◆ Records for the exercise
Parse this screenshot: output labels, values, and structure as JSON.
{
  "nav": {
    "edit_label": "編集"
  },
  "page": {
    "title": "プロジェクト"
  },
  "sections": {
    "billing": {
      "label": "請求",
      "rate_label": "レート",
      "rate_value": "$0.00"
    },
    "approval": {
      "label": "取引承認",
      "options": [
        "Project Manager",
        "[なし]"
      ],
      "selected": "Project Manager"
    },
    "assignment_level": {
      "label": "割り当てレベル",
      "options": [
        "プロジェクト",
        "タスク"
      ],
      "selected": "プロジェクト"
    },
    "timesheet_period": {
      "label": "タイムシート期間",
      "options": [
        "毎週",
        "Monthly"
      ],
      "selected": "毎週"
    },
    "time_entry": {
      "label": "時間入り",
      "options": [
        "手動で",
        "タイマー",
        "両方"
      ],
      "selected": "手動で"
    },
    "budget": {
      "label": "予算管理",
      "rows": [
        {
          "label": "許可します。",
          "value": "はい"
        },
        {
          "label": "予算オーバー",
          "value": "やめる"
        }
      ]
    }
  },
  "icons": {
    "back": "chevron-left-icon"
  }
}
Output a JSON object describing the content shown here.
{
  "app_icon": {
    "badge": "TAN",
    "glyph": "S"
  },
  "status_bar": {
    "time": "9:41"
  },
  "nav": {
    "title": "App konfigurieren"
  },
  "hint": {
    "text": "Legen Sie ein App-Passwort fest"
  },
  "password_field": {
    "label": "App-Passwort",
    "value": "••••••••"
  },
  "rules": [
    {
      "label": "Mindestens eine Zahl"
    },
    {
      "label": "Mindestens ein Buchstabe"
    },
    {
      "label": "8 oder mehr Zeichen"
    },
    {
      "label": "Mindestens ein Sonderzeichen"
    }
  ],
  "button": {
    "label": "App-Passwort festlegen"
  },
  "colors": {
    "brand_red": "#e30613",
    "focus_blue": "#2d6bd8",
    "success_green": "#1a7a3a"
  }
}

◆ Your objective
Identify the lines in the entries above that contain "Passwort", then copy them out.

◆ Solution to the exercise
    "text": "Legen Sie ein App-Passwort fest"
    "label": "App-Passwort",
    "label": "App-Passwort festlegen"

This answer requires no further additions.